The data –
===
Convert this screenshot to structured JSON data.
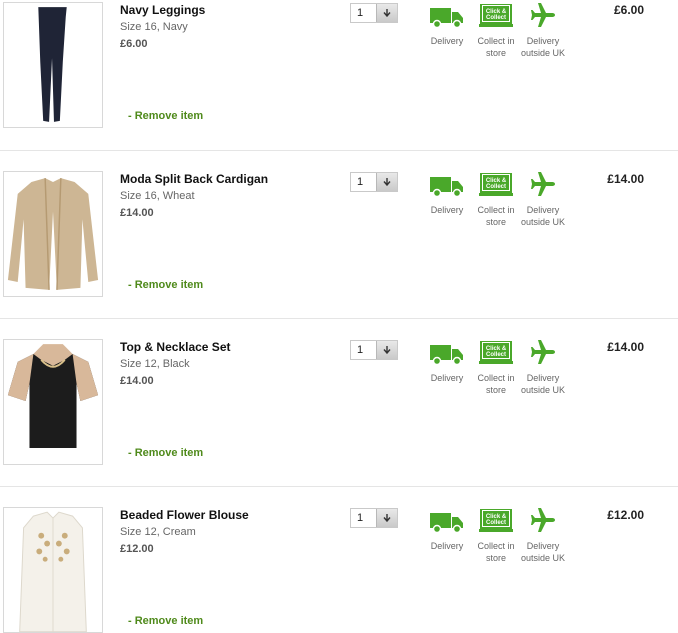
{
  "colors": {
    "accent_green": "#4f8a1b",
    "icon_green": "#4aa82a"
  },
  "items": [
    {
      "name": "Navy Leggings",
      "size_label": "Size 16,",
      "colour": "Navy",
      "unit_price": "£6.00",
      "quantity": "1",
      "total": "£6.00",
      "remove_label": "- Remove item",
      "delivery_label": "Delivery",
      "collect_label": "Collect in store",
      "outside_label": "Delivery outside UK",
      "icon": "leggings-image"
    },
    {
      "name": "Moda Split Back Cardigan",
      "size_label": "Size 16,",
      "colour": "Wheat",
      "unit_price": "£14.00",
      "quantity": "1",
      "total": "£14.00",
      "remove_label": "- Remove item",
      "delivery_label": "Delivery",
      "collect_label": "Collect in store",
      "outside_label": "Delivery outside UK",
      "icon": "cardigan-image"
    },
    {
      "name": "Top & Necklace Set",
      "size_label": "Size 12,",
      "colour": "Black",
      "unit_price": "£14.00",
      "quantity": "1",
      "total": "£14.00",
      "remove_label": "- Remove item",
      "delivery_label": "Delivery",
      "collect_label": "Collect in store",
      "outside_label": "Delivery outside UK",
      "icon": "top-necklace-image"
    },
    {
      "name": "Beaded Flower Blouse",
      "size_label": "Size 12,",
      "colour": "Cream",
      "unit_price": "£12.00",
      "quantity": "1",
      "total": "£12.00",
      "remove_label": "- Remove item",
      "delivery_label": "Delivery",
      "collect_label": "Collect in store",
      "outside_label": "Delivery outside UK",
      "icon": "blouse-image"
    }
  ],
  "collect_badge_text": "Click & Collect"
}
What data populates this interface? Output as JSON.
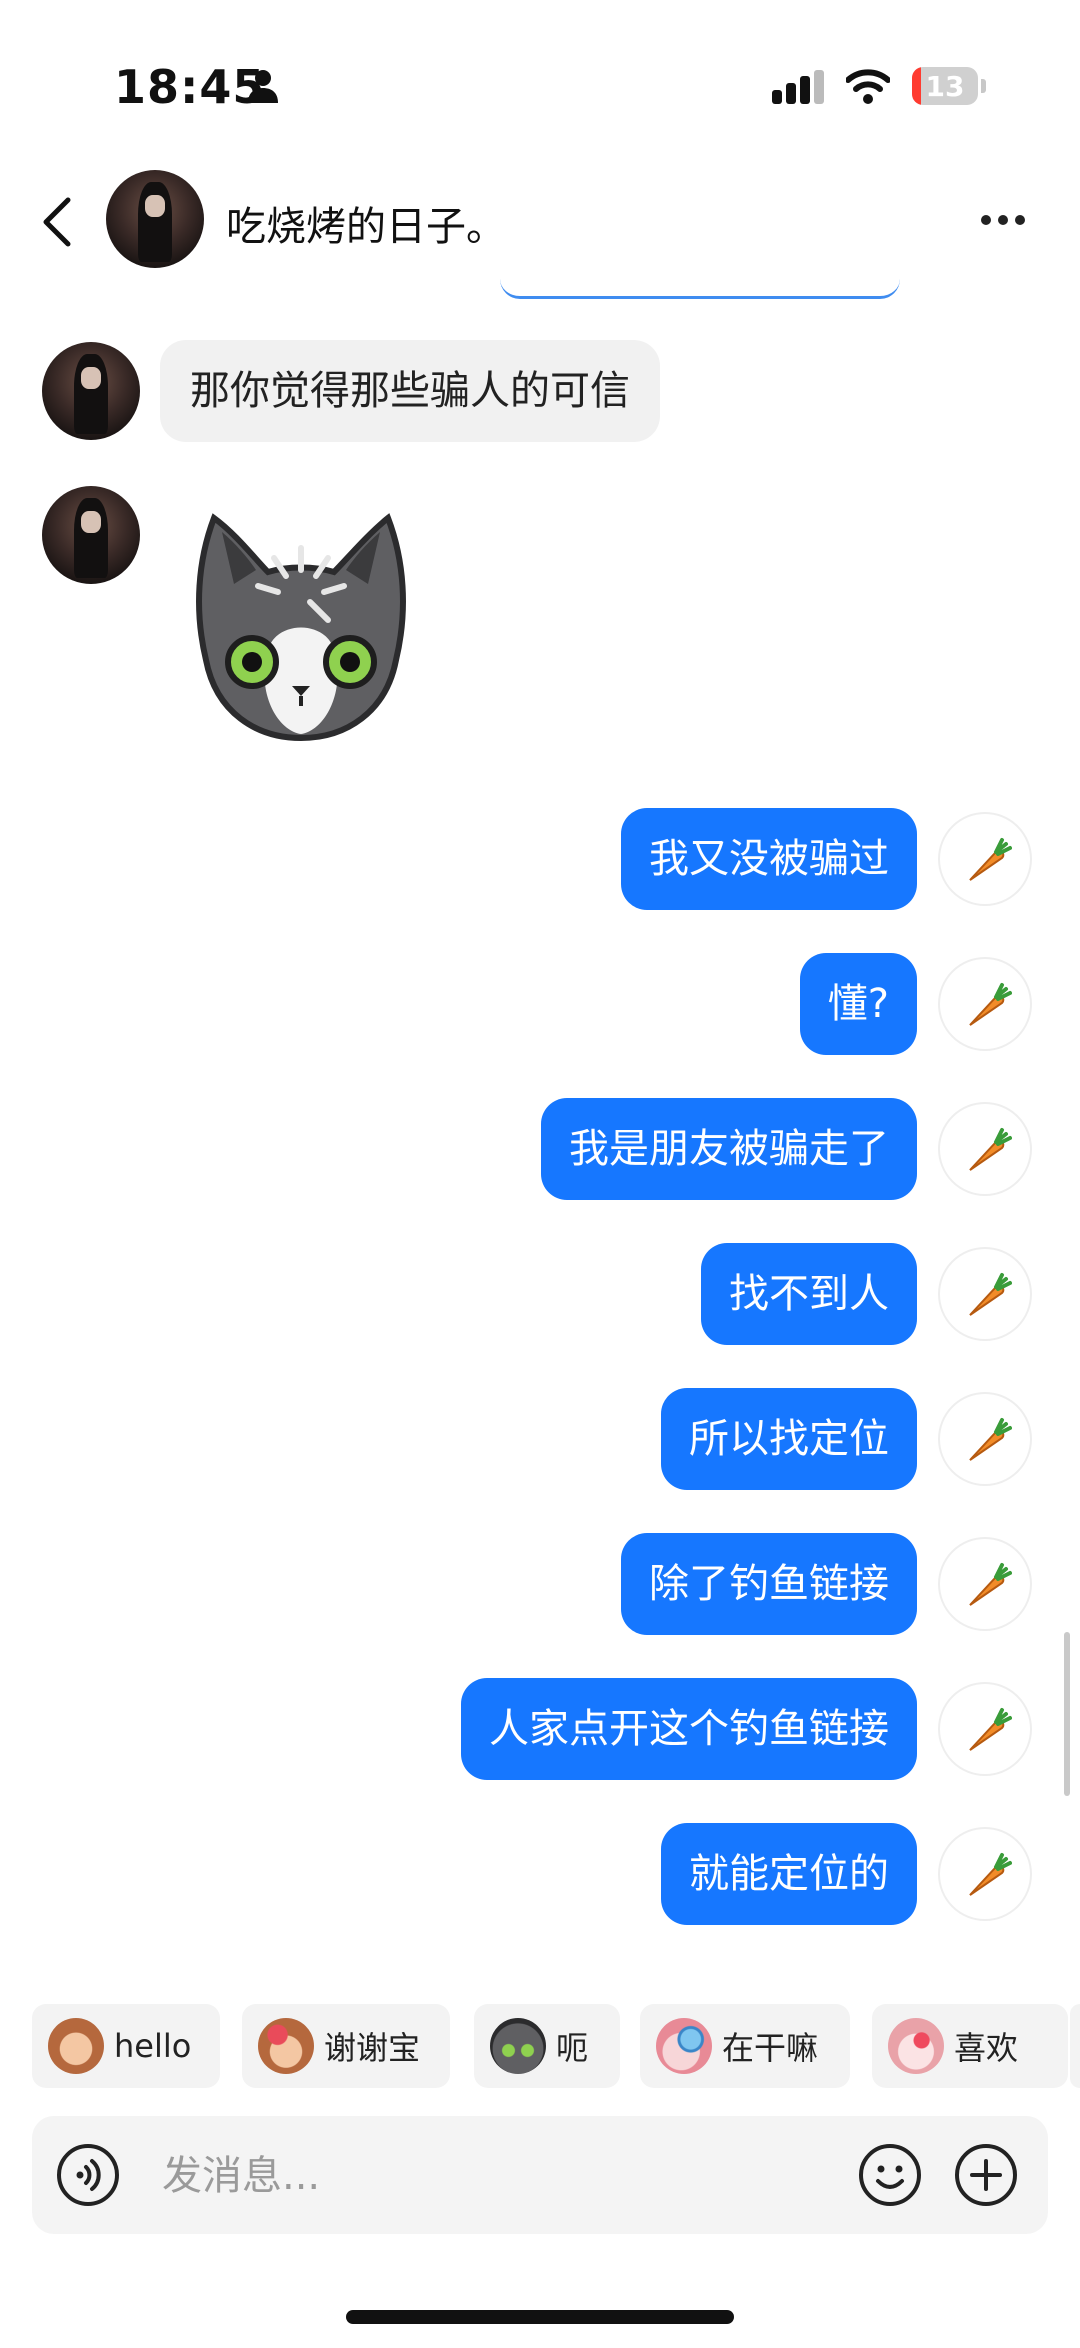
{
  "status_bar": {
    "time": "18:45",
    "battery": "13",
    "battery_level": 0.13,
    "icons": [
      "person-icon",
      "signal-icon",
      "wifi-icon",
      "battery-icon"
    ]
  },
  "header": {
    "title": "吃烧烤的日子。",
    "icons": [
      "back-icon",
      "avatar",
      "more-icon"
    ]
  },
  "incoming": {
    "text_message": "那你觉得那些骗人的可信",
    "sticker": "cat-sticker"
  },
  "outgoing_messages": [
    "我又没被骗过",
    "懂?",
    "我是朋友被骗走了",
    "找不到人",
    "所以找定位",
    "除了钓鱼链接",
    "人家点开这个钓鱼链接",
    "就能定位的"
  ],
  "message_action_icon": "carrot-icon",
  "quick_replies": [
    {
      "label": "hello",
      "icon": "monkey-sticker-icon"
    },
    {
      "label": "谢谢宝",
      "icon": "monkey-flower-sticker-icon"
    },
    {
      "label": "呃",
      "icon": "cat-sticker-icon"
    },
    {
      "label": "在干嘛",
      "icon": "magnifier-sticker-icon"
    },
    {
      "label": "喜欢",
      "icon": "heart-sticker-icon"
    }
  ],
  "input": {
    "placeholder": "发消息...",
    "value": "",
    "icons": [
      "voice-icon",
      "emoji-icon",
      "plus-icon"
    ]
  },
  "colors": {
    "outgoing_bubble": "#1677ff",
    "incoming_bubble": "#f1f1f1",
    "battery_low": "#ff3b30"
  }
}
===
Task goal – Find every line that holds "JSON" and copy it.

Correct output –
Convert this screenshot to structured JSON data.
What data populates this interface? Output as JSON.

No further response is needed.